Can you transcribe every record below exactly as it appears?
**** Record set ****
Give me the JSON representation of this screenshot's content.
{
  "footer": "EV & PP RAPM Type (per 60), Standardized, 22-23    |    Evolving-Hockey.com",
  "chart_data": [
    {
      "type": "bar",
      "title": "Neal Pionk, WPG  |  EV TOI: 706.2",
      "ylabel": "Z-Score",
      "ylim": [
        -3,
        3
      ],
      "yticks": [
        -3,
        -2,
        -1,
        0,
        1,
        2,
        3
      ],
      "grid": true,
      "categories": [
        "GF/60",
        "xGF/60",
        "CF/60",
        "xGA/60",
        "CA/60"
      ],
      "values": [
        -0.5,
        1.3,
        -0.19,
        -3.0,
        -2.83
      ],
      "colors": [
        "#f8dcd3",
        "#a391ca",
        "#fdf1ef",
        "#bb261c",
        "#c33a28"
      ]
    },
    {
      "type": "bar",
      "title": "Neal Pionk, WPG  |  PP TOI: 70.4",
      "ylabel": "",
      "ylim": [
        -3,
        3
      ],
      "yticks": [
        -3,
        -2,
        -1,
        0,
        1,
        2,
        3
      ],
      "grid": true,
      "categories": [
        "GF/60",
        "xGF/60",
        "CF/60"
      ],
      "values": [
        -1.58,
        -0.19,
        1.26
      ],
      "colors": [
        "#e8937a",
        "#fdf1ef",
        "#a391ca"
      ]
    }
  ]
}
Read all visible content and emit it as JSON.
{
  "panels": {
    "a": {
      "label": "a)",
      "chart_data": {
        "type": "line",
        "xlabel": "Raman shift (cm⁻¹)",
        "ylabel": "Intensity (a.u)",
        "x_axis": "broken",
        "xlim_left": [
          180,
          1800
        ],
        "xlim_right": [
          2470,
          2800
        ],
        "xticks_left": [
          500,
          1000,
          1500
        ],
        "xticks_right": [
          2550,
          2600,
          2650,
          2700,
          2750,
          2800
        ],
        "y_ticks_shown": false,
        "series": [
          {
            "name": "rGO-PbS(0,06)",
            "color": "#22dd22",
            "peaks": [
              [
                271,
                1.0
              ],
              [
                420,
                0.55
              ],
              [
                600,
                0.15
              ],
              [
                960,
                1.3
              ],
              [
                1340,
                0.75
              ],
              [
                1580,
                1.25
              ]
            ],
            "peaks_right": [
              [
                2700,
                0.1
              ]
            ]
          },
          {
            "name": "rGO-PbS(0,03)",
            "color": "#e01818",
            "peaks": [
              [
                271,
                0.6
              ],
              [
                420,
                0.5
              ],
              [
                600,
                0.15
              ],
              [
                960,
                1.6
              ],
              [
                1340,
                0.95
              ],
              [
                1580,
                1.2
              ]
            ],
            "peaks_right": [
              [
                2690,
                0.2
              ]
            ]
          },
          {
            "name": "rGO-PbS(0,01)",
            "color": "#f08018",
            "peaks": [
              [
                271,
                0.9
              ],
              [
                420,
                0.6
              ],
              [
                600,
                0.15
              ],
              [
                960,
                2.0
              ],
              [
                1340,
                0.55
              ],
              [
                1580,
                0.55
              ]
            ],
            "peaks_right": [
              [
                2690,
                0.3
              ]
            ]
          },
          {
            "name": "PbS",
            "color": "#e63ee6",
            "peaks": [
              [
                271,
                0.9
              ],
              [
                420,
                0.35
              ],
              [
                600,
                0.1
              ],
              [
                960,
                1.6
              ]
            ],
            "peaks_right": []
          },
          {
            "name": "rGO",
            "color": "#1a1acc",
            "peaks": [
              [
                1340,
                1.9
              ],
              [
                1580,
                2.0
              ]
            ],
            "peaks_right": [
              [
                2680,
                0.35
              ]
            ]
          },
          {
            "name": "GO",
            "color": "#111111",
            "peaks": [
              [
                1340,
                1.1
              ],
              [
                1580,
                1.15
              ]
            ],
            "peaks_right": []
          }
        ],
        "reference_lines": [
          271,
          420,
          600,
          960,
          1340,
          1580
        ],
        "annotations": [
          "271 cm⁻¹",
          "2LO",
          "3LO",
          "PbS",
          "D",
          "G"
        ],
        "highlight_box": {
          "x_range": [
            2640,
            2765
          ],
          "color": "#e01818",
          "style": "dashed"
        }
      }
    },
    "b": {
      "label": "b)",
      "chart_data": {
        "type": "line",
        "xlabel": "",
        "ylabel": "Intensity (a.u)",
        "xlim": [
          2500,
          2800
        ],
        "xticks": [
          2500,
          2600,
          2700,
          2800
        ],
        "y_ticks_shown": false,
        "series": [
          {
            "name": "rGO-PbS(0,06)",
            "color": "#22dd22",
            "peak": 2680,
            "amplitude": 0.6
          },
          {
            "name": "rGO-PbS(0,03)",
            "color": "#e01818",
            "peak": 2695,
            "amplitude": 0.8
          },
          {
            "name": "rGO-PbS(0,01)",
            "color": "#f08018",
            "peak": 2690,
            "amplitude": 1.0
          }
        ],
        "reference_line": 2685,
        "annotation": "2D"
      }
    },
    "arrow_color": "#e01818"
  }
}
****
The reply:
Give me the JSON representation of this screenshot's content.
{
  "footer": "EV & PP RAPM Type (per 60), Standardized, 22-23    |    Evolving-Hockey.com",
  "chart_data": [
    {
      "type": "bar",
      "title": "Neal Pionk, WPG  |  EV TOI: 706.2",
      "ylabel": "Z-Score",
      "ylim": [
        -3,
        3
      ],
      "yticks": [
        -3,
        -2,
        -1,
        0,
        1,
        2,
        3
      ],
      "grid": true,
      "categories": [
        "GF/60",
        "xGF/60",
        "CF/60",
        "xGA/60",
        "CA/60"
      ],
      "values": [
        -0.5,
        1.3,
        -0.19,
        -3.0,
        -2.83
      ],
      "colors": [
        "#f8dcd3",
        "#a391ca",
        "#fdf1ef",
        "#bb261c",
        "#c33a28"
      ]
    },
    {
      "type": "bar",
      "title": "Neal Pionk, WPG  |  PP TOI: 70.4",
      "ylabel": "",
      "ylim": [
        -3,
        3
      ],
      "yticks": [
        -3,
        -2,
        -1,
        0,
        1,
        2,
        3
      ],
      "grid": true,
      "categories": [
        "GF/60",
        "xGF/60",
        "CF/60"
      ],
      "values": [
        -1.58,
        -0.19,
        1.26
      ],
      "colors": [
        "#e8937a",
        "#fdf1ef",
        "#a391ca"
      ]
    }
  ]
}
Read all visible content and emit it as JSON.
{
  "panels": {
    "a": {
      "label": "a)",
      "chart_data": {
        "type": "line",
        "xlabel": "Raman shift (cm⁻¹)",
        "ylabel": "Intensity (a.u)",
        "x_axis": "broken",
        "xlim_left": [
          180,
          1800
        ],
        "xlim_right": [
          2470,
          2800
        ],
        "xticks_left": [
          500,
          1000,
          1500
        ],
        "xticks_right": [
          2550,
          2600,
          2650,
          2700,
          2750,
          2800
        ],
        "y_ticks_shown": false,
        "series": [
          {
            "name": "rGO-PbS(0,06)",
            "color": "#22dd22",
            "peaks": [
              [
                271,
                1.0
              ],
              [
                420,
                0.55
              ],
              [
                600,
                0.15
              ],
              [
                960,
                1.3
              ],
              [
                1340,
                0.75
              ],
              [
                1580,
                1.25
              ]
            ],
            "peaks_right": [
              [
                2700,
                0.1
              ]
            ]
          },
          {
            "name": "rGO-PbS(0,03)",
            "color": "#e01818",
            "peaks": [
              [
                271,
                0.6
              ],
              [
                420,
                0.5
              ],
              [
                600,
                0.15
              ],
              [
                960,
                1.6
              ],
              [
                1340,
                0.95
              ],
              [
                1580,
                1.2
              ]
            ],
            "peaks_right": [
              [
                2690,
                0.2
              ]
            ]
          },
          {
            "name": "rGO-PbS(0,01)",
            "color": "#f08018",
            "peaks": [
              [
                271,
                0.9
              ],
              [
                420,
                0.6
              ],
              [
                600,
                0.15
              ],
              [
                960,
                2.0
              ],
              [
                1340,
                0.55
              ],
              [
                1580,
                0.55
              ]
            ],
            "peaks_right": [
              [
                2690,
                0.3
              ]
            ]
          },
          {
            "name": "PbS",
            "color": "#e63ee6",
            "peaks": [
              [
                271,
                0.9
              ],
              [
                420,
                0.35
              ],
              [
                600,
                0.1
              ],
              [
                960,
                1.6
              ]
            ],
            "peaks_right": []
          },
          {
            "name": "rGO",
            "color": "#1a1acc",
            "peaks": [
              [
                1340,
                1.9
              ],
              [
                1580,
                2.0
              ]
            ],
            "peaks_right": [
              [
                2680,
                0.35
              ]
            ]
          },
          {
            "name": "GO",
            "color": "#111111",
            "peaks": [
              [
                1340,
                1.1
              ],
              [
                1580,
                1.15
              ]
            ],
            "peaks_right": []
          }
        ],
        "reference_lines": [
          271,
          420,
          600,
          960,
          1340,
          1580
        ],
        "annotations": [
          "271 cm⁻¹",
          "2LO",
          "3LO",
          "PbS",
          "D",
          "G"
        ],
        "highlight_box": {
          "x_range": [
            2640,
            2765
          ],
          "color": "#e01818",
          "style": "dashed"
        }
      }
    },
    "b": {
      "label": "b)",
      "chart_data": {
        "type": "line",
        "xlabel": "",
        "ylabel": "Intensity (a.u)",
        "xlim": [
          2500,
          2800
        ],
        "xticks": [
          2500,
          2600,
          2700,
          2800
        ],
        "y_ticks_shown": false,
        "series": [
          {
            "name": "rGO-PbS(0,06)",
            "color": "#22dd22",
            "peak": 2680,
            "amplitude": 0.6
          },
          {
            "name": "rGO-PbS(0,03)",
            "color": "#e01818",
            "peak": 2695,
            "amplitude": 0.8
          },
          {
            "name": "rGO-PbS(0,01)",
            "color": "#f08018",
            "peak": 2690,
            "amplitude": 1.0
          }
        ],
        "reference_line": 2685,
        "annotation": "2D"
      }
    },
    "arrow_color": "#e01818"
  }
}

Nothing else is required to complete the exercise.